■ Exercise
Everything in the listing should be restated word for word.

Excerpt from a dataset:
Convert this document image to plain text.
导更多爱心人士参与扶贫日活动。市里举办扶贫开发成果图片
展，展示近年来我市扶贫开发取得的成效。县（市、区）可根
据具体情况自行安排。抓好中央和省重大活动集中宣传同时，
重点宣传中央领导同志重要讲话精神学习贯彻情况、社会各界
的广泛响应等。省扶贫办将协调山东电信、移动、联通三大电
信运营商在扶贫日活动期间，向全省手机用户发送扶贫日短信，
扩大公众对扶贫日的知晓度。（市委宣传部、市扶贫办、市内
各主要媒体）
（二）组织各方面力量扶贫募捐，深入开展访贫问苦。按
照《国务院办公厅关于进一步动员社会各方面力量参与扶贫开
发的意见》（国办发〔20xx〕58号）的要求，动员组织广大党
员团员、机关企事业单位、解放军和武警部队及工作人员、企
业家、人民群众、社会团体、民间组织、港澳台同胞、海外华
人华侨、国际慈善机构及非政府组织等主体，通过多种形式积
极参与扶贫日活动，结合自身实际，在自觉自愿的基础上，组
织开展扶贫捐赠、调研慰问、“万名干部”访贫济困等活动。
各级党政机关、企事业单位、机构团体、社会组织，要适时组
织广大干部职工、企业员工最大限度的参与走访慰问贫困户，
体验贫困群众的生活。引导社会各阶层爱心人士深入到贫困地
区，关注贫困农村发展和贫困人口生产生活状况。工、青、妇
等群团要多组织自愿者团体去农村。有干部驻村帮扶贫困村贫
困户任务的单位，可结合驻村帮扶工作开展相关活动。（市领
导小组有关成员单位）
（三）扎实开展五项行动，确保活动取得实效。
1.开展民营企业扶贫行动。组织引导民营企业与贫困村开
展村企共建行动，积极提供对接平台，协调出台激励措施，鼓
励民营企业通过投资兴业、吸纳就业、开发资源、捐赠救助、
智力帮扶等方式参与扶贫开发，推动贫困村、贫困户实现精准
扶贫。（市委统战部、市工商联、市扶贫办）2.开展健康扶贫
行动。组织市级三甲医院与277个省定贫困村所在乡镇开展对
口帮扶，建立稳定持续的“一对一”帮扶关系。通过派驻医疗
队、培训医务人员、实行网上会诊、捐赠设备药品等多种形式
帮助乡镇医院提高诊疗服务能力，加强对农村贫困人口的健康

■ Response to the exercise
Convert this document image to plain text.
导更多爱心人士参与扶贫日活动。市里举办扶贫开发成果图片
展，展示近年来我市扶贫开发取得的成效。县（市、区）可根
据具体情况自行安排。抓好中央和省重大活动集中宣传同时，
重点宣传中央领导同志重要讲话精神学习贯彻情况、社会各界
的广泛响应等。省扶贫办将协调山东电信、移动、联通三大电
信运营商在扶贫日活动期间，向全省手机用户发送扶贫日短信，
扩大公众对扶贫日的知晓度。（市委宣传部、市扶贫办、市内
各主要媒体）
（二）组织各方面力量扶贫募捐，深入开展访贫问苦。按
照《国务院办公厅关于进一步动员社会各方面力量参与扶贫开
发的意见》（国办发〔20xx〕58号）的要求，动员组织广大党
员团员、机关企事业单位、解放军和武警部队及工作人员、企
业家、人民群众、社会团体、民间组织、港澳台同胞、海外华
人华侨、国际慈善机构及非政府组织等主体，通过多种形式积
极参与扶贫日活动，结合自身实际，在自觉自愿的基础上，组
织开展扶贫捐赠、调研慰问、“万名干部”访贫济困等活动。
各级党政机关、企事业单位、机构团体、社会组织，要适时组
织广大干部职工、企业员工最大限度的参与走访慰问贫困户，
体验贫困群众的生活。引导社会各阶层爱心人士深入到贫困地
区，关注贫困农村发展和贫困人口生产生活状况。工、青、妇
等群团要多组织自愿者团体去农村。有干部驻村帮扶贫困村贫
困户任务的单位，可结合驻村帮扶工作开展相关活动。（市领
导小组有关成员单位）
（三）扎实开展五项行动，确保活动取得实效。
1.开展民营企业扶贫行动。组织引导民营企业与贫困村开
展村企共建行动，积极提供对接平台，协调出台激励措施，鼓
励民营企业通过投资兴业、吸纳就业、开发资源、捐赠救助、
智力帮扶等方式参与扶贫开发，推动贫困村、贫困户实现精准
扶贫。（市委统战部、市工商联、市扶贫办）2.开展健康扶贫
行动。组织市级三甲医院与277个省定贫困村所在乡镇开展对
口帮扶，建立稳定持续的“一对一”帮扶关系。通过派驻医疗
队、培训医务人员、实行网上会诊、捐赠设备药品等多种形式
帮助乡镇医院提高诊疗服务能力，加强对农村贫困人口的健康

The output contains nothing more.